_WHAT IS ASKED_
What follows are records. Restate all of them word for word.

Stored data
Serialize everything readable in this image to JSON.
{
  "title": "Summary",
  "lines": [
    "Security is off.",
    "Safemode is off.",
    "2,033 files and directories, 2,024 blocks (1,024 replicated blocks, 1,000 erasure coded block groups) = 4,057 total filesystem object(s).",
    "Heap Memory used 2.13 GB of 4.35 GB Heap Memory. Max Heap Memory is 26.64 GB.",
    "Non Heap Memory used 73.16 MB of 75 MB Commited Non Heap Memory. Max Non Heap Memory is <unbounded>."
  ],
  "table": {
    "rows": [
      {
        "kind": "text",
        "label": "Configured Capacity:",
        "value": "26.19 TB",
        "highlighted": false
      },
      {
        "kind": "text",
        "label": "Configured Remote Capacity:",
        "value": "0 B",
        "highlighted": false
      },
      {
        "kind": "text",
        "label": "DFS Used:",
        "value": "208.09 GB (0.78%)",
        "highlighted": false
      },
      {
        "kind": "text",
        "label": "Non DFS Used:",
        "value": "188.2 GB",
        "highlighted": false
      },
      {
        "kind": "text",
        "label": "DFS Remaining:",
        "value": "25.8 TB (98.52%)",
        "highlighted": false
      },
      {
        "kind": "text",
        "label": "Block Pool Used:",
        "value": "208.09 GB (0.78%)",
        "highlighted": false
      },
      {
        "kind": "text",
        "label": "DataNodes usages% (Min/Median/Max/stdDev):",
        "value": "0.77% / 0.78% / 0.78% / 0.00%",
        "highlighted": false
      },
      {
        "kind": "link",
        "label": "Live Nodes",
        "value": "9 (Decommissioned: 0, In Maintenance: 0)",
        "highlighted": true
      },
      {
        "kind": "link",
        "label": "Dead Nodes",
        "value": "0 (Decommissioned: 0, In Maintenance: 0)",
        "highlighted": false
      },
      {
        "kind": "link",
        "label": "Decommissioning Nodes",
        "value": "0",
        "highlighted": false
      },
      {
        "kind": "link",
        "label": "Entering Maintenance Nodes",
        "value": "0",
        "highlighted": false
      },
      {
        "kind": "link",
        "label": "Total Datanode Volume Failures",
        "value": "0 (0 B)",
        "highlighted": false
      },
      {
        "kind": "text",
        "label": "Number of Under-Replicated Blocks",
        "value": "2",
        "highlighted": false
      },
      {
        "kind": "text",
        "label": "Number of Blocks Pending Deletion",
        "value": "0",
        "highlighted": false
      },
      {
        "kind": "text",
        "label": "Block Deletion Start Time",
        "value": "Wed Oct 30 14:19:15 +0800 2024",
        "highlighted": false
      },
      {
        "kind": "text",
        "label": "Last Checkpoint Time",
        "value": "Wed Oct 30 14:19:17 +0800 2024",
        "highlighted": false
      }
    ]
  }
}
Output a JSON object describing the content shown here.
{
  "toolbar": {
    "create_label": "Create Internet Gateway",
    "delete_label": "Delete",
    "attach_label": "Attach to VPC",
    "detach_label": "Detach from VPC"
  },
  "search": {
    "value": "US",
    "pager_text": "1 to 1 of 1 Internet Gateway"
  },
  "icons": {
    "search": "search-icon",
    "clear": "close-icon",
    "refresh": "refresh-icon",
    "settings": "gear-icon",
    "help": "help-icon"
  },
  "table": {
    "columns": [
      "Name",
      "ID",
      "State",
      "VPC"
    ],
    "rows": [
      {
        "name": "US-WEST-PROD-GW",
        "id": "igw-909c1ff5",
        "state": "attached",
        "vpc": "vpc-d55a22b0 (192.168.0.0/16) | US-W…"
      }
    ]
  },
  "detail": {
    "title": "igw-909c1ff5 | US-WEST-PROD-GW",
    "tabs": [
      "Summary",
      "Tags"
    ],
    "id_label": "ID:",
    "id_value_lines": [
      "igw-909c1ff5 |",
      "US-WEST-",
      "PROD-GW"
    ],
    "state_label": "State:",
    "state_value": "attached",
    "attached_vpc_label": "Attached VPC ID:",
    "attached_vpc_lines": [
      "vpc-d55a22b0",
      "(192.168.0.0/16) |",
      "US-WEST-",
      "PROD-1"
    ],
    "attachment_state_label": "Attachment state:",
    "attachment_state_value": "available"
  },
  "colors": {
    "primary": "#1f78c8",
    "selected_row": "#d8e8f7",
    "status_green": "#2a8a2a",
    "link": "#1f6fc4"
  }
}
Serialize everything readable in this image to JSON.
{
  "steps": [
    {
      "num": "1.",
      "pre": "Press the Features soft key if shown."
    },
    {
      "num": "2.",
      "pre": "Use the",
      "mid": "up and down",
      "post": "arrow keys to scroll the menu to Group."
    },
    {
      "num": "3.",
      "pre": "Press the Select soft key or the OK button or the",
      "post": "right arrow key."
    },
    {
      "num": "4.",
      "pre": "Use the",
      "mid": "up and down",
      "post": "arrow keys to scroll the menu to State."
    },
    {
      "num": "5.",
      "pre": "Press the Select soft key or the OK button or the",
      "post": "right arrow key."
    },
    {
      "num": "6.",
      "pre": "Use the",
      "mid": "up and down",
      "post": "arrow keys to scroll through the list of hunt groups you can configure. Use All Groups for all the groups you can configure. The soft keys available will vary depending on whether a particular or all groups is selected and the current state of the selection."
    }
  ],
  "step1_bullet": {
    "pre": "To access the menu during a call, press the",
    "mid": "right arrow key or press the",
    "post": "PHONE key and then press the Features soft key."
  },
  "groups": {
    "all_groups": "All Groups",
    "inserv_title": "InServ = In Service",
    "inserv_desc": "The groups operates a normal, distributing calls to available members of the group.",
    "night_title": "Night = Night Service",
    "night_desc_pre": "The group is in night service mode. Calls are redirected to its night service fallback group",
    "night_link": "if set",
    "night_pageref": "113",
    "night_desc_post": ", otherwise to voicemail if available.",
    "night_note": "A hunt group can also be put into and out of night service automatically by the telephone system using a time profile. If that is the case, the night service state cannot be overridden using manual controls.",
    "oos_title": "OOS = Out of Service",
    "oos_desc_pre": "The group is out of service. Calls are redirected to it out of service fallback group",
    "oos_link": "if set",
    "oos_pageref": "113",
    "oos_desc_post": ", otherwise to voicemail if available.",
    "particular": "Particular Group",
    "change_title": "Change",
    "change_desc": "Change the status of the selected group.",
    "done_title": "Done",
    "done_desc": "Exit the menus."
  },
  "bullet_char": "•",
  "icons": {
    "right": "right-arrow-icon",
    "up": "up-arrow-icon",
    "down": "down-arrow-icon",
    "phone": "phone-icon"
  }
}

_TASK OUTPUT_
Serialize everything readable in this image to JSON.
{
  "title": "Summary",
  "lines": [
    "Security is off.",
    "Safemode is off.",
    "2,033 files and directories, 2,024 blocks (1,024 replicated blocks, 1,000 erasure coded block groups) = 4,057 total filesystem object(s).",
    "Heap Memory used 2.13 GB of 4.35 GB Heap Memory. Max Heap Memory is 26.64 GB.",
    "Non Heap Memory used 73.16 MB of 75 MB Commited Non Heap Memory. Max Non Heap Memory is <unbounded>."
  ],
  "table": {
    "rows": [
      {
        "kind": "text",
        "label": "Configured Capacity:",
        "value": "26.19 TB",
        "highlighted": false
      },
      {
        "kind": "text",
        "label": "Configured Remote Capacity:",
        "value": "0 B",
        "highlighted": false
      },
      {
        "kind": "text",
        "label": "DFS Used:",
        "value": "208.09 GB (0.78%)",
        "highlighted": false
      },
      {
        "kind": "text",
        "label": "Non DFS Used:",
        "value": "188.2 GB",
        "highlighted": false
      },
      {
        "kind": "text",
        "label": "DFS Remaining:",
        "value": "25.8 TB (98.52%)",
        "highlighted": false
      },
      {
        "kind": "text",
        "label": "Block Pool Used:",
        "value": "208.09 GB (0.78%)",
        "highlighted": false
      },
      {
        "kind": "text",
        "label": "DataNodes usages% (Min/Median/Max/stdDev):",
        "value": "0.77% / 0.78% / 0.78% / 0.00%",
        "highlighted": false
      },
      {
        "kind": "link",
        "label": "Live Nodes",
        "value": "9 (Decommissioned: 0, In Maintenance: 0)",
        "highlighted": true
      },
      {
        "kind": "link",
        "label": "Dead Nodes",
        "value": "0 (Decommissioned: 0, In Maintenance: 0)",
        "highlighted": false
      },
      {
        "kind": "link",
        "label": "Decommissioning Nodes",
        "value": "0",
        "highlighted": false
      },
      {
        "kind": "link",
        "label": "Entering Maintenance Nodes",
        "value": "0",
        "highlighted": false
      },
      {
        "kind": "link",
        "label": "Total Datanode Volume Failures",
        "value": "0 (0 B)",
        "highlighted": false
      },
      {
        "kind": "text",
        "label": "Number of Under-Replicated Blocks",
        "value": "2",
        "highlighted": false
      },
      {
        "kind": "text",
        "label": "Number of Blocks Pending Deletion",
        "value": "0",
        "highlighted": false
      },
      {
        "kind": "text",
        "label": "Block Deletion Start Time",
        "value": "Wed Oct 30 14:19:15 +0800 2024",
        "highlighted": false
      },
      {
        "kind": "text",
        "label": "Last Checkpoint Time",
        "value": "Wed Oct 30 14:19:17 +0800 2024",
        "highlighted": false
      }
    ]
  }
}
Output a JSON object describing the content shown here.
{
  "toolbar": {
    "create_label": "Create Internet Gateway",
    "delete_label": "Delete",
    "attach_label": "Attach to VPC",
    "detach_label": "Detach from VPC"
  },
  "search": {
    "value": "US",
    "pager_text": "1 to 1 of 1 Internet Gateway"
  },
  "icons": {
    "search": "search-icon",
    "clear": "close-icon",
    "refresh": "refresh-icon",
    "settings": "gear-icon",
    "help": "help-icon"
  },
  "table": {
    "columns": [
      "Name",
      "ID",
      "State",
      "VPC"
    ],
    "rows": [
      {
        "name": "US-WEST-PROD-GW",
        "id": "igw-909c1ff5",
        "state": "attached",
        "vpc": "vpc-d55a22b0 (192.168.0.0/16) | US-W…"
      }
    ]
  },
  "detail": {
    "title": "igw-909c1ff5 | US-WEST-PROD-GW",
    "tabs": [
      "Summary",
      "Tags"
    ],
    "id_label": "ID:",
    "id_value_lines": [
      "igw-909c1ff5 |",
      "US-WEST-",
      "PROD-GW"
    ],
    "state_label": "State:",
    "state_value": "attached",
    "attached_vpc_label": "Attached VPC ID:",
    "attached_vpc_lines": [
      "vpc-d55a22b0",
      "(192.168.0.0/16) |",
      "US-WEST-",
      "PROD-1"
    ],
    "attachment_state_label": "Attachment state:",
    "attachment_state_value": "available"
  },
  "colors": {
    "primary": "#1f78c8",
    "selected_row": "#d8e8f7",
    "status_green": "#2a8a2a",
    "link": "#1f6fc4"
  }
}
Serialize everything readable in this image to JSON.
{
  "steps": [
    {
      "num": "1.",
      "pre": "Press the Features soft key if shown."
    },
    {
      "num": "2.",
      "pre": "Use the",
      "mid": "up and down",
      "post": "arrow keys to scroll the menu to Group."
    },
    {
      "num": "3.",
      "pre": "Press the Select soft key or the OK button or the",
      "post": "right arrow key."
    },
    {
      "num": "4.",
      "pre": "Use the",
      "mid": "up and down",
      "post": "arrow keys to scroll the menu to State."
    },
    {
      "num": "5.",
      "pre": "Press the Select soft key or the OK button or the",
      "post": "right arrow key."
    },
    {
      "num": "6.",
      "pre": "Use the",
      "mid": "up and down",
      "post": "arrow keys to scroll through the list of hunt groups you can configure. Use All Groups for all the groups you can configure. The soft keys available will vary depending on whether a particular or all groups is selected and the current state of the selection."
    }
  ],
  "step1_bullet": {
    "pre": "To access the menu during a call, press the",
    "mid": "right arrow key or press the",
    "post": "PHONE key and then press the Features soft key."
  },
  "groups": {
    "all_groups": "All Groups",
    "inserv_title": "InServ = In Service",
    "inserv_desc": "The groups operates a normal, distributing calls to available members of the group.",
    "night_title": "Night = Night Service",
    "night_desc_pre": "The group is in night service mode. Calls are redirected to its night service fallback group",
    "night_link": "if set",
    "night_pageref": "113",
    "night_desc_post": ", otherwise to voicemail if available.",
    "night_note": "A hunt group can also be put into and out of night service automatically by the telephone system using a time profile. If that is the case, the night service state cannot be overridden using manual controls.",
    "oos_title": "OOS = Out of Service",
    "oos_desc_pre": "The group is out of service. Calls are redirected to it out of service fallback group",
    "oos_link": "if set",
    "oos_pageref": "113",
    "oos_desc_post": ", otherwise to voicemail if available.",
    "particular": "Particular Group",
    "change_title": "Change",
    "change_desc": "Change the status of the selected group.",
    "done_title": "Done",
    "done_desc": "Exit the menus."
  },
  "bullet_char": "•",
  "icons": {
    "right": "right-arrow-icon",
    "up": "up-arrow-icon",
    "down": "down-arrow-icon",
    "phone": "phone-icon"
  }
}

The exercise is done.